> [WHAT THE TASK ASKS]
Copy every line of the data that includes the string "Markets".

> [GIVEN RECORDS]
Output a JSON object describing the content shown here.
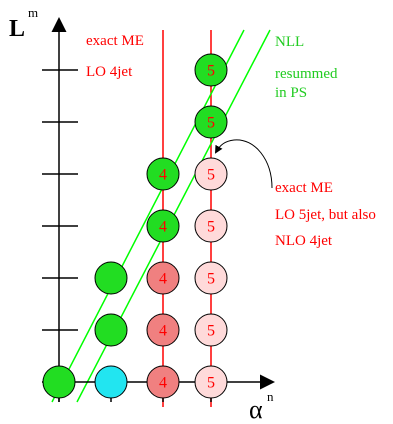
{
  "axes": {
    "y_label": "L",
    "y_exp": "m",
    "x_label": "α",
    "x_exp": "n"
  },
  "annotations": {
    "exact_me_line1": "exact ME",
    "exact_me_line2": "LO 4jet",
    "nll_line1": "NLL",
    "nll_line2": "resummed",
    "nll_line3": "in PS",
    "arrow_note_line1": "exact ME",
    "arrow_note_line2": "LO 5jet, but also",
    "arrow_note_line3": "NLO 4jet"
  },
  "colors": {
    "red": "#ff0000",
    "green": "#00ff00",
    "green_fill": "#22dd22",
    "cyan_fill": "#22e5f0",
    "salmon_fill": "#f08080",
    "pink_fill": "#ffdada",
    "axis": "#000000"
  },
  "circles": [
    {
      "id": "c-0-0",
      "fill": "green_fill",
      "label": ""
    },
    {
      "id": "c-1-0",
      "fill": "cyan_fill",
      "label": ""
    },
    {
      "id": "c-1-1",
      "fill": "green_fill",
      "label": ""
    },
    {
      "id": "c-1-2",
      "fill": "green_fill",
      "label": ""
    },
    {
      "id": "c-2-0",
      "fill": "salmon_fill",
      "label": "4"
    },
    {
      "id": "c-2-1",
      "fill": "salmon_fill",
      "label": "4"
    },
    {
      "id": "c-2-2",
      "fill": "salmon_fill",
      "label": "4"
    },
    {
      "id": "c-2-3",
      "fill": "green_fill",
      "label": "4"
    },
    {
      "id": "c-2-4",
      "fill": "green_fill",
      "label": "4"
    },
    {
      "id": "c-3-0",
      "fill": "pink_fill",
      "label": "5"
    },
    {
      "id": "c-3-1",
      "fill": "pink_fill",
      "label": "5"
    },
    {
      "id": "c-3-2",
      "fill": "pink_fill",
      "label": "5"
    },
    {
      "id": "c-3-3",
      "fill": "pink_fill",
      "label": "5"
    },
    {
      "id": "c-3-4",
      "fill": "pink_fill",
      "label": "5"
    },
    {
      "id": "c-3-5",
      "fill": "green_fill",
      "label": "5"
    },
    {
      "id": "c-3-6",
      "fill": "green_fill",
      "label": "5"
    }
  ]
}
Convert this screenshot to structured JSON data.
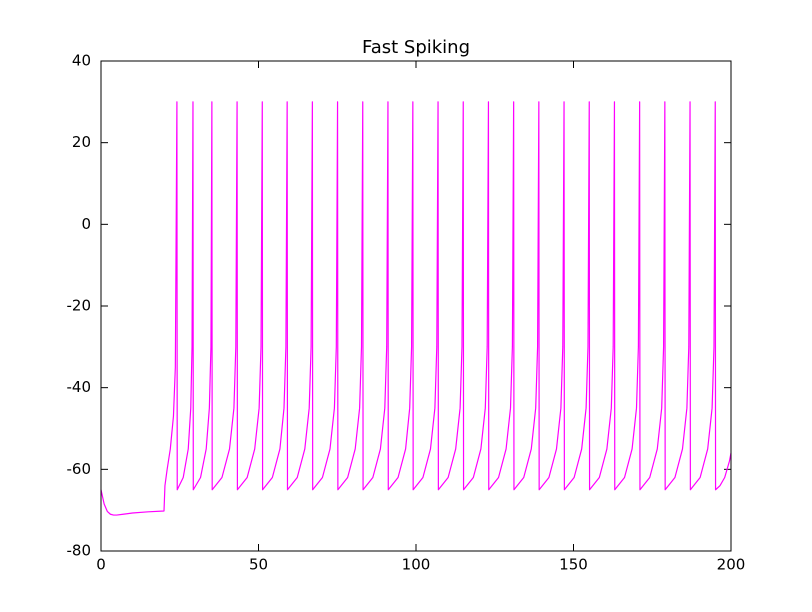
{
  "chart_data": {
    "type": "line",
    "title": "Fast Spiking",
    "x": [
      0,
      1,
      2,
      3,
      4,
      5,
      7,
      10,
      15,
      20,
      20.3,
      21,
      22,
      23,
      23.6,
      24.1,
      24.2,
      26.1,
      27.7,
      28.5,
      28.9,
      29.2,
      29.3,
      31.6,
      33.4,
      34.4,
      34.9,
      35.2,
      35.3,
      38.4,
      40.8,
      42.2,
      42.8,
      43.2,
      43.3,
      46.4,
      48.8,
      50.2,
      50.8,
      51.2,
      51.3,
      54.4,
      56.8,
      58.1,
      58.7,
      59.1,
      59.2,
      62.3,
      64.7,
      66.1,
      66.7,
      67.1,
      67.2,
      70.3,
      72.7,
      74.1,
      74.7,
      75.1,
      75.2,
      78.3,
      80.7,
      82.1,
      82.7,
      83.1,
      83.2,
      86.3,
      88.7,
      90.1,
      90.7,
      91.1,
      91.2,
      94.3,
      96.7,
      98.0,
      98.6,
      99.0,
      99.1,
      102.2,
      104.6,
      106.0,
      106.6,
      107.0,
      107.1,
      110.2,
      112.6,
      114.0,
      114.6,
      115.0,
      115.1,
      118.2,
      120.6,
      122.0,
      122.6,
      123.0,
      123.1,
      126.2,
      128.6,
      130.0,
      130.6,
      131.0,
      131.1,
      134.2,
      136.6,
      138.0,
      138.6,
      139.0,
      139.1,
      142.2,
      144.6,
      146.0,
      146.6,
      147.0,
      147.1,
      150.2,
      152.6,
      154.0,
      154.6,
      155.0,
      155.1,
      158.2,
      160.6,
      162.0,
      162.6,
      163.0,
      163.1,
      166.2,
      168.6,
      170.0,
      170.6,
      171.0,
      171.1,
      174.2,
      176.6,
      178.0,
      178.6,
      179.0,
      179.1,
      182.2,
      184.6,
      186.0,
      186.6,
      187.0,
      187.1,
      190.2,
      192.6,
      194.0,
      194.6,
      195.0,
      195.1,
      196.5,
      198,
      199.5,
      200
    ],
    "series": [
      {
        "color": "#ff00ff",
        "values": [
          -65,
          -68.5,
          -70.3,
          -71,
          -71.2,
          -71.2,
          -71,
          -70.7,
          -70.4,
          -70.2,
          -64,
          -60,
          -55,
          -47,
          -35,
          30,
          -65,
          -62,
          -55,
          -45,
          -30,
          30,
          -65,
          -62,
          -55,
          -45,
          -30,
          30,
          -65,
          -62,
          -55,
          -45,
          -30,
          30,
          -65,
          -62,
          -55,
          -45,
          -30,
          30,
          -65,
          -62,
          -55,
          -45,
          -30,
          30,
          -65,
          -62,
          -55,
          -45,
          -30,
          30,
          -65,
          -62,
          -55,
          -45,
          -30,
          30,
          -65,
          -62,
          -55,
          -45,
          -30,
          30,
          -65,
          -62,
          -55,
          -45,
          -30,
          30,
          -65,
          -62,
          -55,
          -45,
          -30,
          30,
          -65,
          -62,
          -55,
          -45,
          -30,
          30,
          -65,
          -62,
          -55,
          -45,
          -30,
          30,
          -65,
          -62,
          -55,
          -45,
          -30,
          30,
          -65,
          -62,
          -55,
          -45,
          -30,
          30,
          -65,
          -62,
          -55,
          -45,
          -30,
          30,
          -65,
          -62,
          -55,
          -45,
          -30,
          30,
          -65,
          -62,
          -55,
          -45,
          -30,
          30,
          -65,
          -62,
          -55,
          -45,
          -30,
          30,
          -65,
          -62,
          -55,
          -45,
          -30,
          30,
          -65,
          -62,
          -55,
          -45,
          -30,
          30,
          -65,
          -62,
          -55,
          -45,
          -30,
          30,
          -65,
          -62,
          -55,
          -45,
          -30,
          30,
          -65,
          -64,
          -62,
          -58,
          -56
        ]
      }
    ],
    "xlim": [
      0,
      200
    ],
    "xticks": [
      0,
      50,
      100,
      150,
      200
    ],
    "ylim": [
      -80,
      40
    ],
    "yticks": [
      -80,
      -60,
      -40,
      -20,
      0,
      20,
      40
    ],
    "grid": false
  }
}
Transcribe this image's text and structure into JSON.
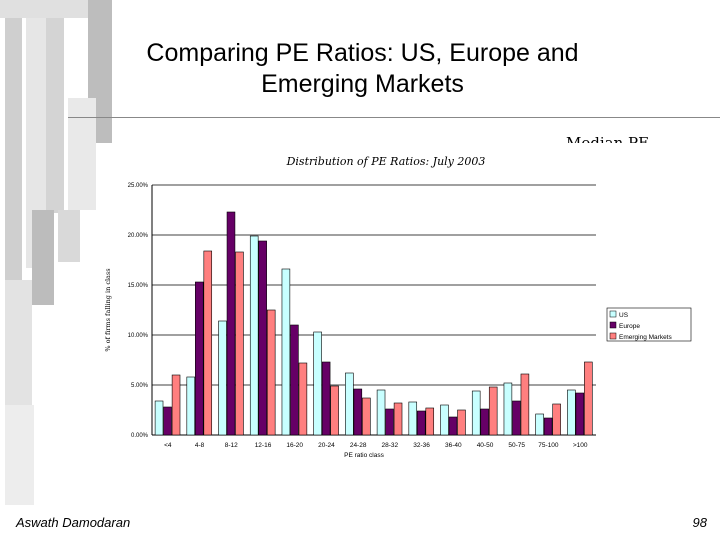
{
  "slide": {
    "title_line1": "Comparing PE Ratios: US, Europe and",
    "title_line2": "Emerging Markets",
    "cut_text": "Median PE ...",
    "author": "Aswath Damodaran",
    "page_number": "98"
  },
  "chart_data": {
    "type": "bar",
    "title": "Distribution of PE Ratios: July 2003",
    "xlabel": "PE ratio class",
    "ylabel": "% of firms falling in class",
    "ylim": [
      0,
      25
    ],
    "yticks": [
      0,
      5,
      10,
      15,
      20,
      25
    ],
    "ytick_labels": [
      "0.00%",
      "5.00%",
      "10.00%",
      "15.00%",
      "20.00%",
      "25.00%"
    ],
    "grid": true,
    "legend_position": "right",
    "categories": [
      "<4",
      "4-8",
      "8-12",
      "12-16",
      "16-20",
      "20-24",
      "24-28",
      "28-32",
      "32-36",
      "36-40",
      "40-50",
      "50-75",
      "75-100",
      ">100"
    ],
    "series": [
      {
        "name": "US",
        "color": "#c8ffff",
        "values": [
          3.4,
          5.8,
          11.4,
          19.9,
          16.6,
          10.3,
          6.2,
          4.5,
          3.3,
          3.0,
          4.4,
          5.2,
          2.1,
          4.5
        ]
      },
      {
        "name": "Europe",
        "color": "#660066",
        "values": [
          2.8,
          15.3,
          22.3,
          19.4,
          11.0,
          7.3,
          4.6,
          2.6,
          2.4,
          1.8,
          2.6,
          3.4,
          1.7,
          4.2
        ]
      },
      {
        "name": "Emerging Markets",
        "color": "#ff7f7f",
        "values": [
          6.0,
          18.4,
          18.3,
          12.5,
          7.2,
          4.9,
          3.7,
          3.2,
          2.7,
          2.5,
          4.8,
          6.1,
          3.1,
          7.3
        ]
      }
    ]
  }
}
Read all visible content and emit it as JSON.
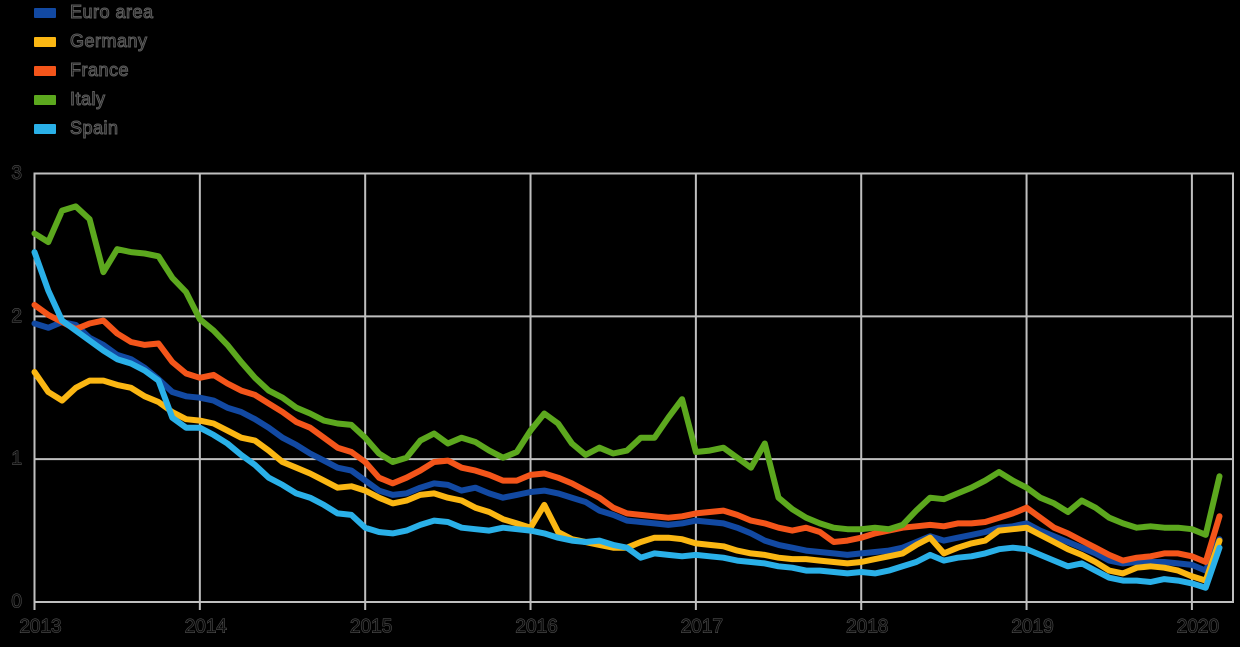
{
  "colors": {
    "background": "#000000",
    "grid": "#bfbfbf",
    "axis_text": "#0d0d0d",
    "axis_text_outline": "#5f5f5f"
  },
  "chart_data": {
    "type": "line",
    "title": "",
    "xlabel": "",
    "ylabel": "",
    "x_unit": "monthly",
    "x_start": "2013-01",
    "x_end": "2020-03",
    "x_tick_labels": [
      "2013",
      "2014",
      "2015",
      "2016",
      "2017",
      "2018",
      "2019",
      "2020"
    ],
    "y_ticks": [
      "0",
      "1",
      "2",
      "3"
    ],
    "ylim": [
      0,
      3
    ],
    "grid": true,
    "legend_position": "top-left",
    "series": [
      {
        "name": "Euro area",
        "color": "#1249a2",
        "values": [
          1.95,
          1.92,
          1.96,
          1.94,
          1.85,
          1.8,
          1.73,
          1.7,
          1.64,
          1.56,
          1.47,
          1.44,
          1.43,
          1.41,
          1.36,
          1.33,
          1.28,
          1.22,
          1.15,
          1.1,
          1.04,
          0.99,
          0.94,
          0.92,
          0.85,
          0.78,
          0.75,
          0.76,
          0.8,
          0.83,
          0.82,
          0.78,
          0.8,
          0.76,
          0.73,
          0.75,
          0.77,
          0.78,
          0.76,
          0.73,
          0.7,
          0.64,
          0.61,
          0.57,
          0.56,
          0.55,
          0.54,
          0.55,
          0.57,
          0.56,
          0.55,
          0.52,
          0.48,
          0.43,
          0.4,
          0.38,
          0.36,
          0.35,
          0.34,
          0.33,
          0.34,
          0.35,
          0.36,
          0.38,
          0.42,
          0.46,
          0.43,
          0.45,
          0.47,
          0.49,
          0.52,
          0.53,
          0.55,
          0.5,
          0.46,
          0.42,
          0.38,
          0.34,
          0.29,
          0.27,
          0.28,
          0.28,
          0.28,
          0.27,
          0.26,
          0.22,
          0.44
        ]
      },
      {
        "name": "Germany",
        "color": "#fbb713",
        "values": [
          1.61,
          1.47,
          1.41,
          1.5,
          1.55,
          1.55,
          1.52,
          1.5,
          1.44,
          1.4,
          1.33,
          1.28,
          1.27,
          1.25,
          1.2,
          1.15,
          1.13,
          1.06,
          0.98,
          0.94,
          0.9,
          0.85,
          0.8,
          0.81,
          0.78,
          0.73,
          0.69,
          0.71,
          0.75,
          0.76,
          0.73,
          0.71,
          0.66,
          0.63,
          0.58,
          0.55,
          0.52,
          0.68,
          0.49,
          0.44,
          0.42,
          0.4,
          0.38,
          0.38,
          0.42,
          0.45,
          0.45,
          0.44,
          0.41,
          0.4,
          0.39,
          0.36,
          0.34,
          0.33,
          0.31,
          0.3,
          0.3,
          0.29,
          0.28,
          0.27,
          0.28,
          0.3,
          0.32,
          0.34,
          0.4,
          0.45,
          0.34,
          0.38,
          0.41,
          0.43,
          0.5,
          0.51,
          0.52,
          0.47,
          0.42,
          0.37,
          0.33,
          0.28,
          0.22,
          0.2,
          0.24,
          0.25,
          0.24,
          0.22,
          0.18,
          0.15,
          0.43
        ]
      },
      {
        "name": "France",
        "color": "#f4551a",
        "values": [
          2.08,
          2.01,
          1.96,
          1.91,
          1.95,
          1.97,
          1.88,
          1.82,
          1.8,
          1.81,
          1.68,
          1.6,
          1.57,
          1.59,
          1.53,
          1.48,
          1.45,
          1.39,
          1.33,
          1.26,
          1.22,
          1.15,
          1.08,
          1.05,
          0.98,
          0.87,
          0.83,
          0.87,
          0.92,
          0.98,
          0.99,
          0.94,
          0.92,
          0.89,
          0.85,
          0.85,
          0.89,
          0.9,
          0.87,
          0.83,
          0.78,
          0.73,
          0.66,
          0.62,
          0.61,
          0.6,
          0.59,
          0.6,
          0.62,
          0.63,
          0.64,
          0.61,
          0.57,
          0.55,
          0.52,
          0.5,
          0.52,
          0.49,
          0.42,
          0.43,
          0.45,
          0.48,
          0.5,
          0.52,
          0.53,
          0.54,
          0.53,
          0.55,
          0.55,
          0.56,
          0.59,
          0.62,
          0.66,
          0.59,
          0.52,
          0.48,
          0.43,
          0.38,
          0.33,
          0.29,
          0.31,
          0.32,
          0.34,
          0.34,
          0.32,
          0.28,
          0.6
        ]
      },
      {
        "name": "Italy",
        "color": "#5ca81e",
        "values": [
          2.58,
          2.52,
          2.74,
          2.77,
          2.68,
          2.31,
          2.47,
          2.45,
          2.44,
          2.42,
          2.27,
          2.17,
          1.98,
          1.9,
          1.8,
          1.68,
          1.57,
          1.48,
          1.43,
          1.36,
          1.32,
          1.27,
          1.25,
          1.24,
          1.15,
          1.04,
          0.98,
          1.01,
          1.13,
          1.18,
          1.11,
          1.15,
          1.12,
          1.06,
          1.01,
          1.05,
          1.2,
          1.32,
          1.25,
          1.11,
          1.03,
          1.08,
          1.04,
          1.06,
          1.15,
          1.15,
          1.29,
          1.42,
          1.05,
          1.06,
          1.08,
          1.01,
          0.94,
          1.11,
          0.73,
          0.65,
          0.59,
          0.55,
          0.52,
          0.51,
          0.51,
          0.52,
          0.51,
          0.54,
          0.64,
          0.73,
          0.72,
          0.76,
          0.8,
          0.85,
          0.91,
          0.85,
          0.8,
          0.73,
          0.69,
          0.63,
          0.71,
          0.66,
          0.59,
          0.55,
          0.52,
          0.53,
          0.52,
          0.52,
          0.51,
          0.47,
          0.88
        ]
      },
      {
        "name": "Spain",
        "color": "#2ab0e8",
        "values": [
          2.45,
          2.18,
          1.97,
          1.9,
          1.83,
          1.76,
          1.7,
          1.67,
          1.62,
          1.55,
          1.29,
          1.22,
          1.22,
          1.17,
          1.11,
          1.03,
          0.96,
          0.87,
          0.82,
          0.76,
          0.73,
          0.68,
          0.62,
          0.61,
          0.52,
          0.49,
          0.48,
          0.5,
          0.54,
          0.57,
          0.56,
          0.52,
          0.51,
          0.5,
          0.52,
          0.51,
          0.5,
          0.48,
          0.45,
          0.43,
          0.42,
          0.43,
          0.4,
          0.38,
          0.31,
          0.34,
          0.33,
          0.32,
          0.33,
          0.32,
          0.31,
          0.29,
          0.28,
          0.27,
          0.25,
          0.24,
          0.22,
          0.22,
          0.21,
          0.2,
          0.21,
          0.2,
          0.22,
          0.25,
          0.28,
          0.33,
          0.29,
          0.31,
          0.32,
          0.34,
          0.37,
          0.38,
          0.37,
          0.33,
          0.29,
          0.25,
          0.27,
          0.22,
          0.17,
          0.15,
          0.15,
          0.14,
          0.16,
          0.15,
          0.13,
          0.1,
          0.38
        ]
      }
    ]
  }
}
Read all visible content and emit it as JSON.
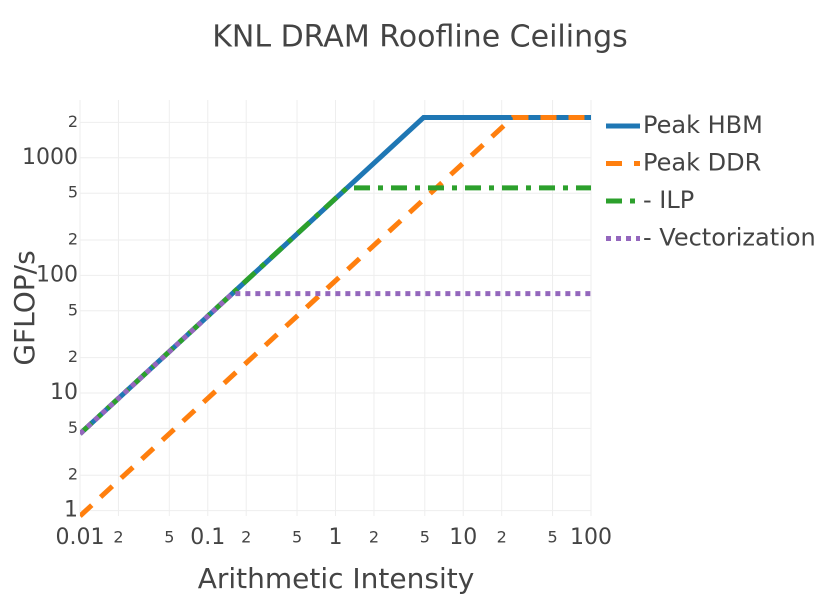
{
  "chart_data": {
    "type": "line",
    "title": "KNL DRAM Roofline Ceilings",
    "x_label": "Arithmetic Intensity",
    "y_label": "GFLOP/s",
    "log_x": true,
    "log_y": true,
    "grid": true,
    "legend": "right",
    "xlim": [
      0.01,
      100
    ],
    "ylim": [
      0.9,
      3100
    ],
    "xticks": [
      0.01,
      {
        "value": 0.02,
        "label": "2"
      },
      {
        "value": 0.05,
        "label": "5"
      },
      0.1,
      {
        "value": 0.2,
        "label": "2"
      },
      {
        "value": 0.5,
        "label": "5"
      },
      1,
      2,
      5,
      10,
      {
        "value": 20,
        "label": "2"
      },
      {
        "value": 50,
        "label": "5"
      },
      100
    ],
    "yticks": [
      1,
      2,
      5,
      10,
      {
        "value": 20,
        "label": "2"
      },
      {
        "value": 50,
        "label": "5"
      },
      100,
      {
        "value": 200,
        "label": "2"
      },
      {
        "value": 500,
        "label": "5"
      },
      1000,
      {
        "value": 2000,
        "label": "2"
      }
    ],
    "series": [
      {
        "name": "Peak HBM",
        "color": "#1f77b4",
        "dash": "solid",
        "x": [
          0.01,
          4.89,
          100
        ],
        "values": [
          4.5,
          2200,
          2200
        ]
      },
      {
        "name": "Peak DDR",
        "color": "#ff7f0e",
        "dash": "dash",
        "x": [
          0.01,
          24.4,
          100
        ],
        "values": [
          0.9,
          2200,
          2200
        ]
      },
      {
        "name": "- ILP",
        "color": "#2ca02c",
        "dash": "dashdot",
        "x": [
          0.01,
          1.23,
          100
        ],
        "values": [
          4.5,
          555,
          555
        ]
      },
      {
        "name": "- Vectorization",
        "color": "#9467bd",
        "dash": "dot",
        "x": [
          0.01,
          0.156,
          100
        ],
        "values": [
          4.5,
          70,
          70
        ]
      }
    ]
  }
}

> [REPLY TO THE TASK]
    "title_line2": "Emerging Markets",
        "name": "Emerging Markets",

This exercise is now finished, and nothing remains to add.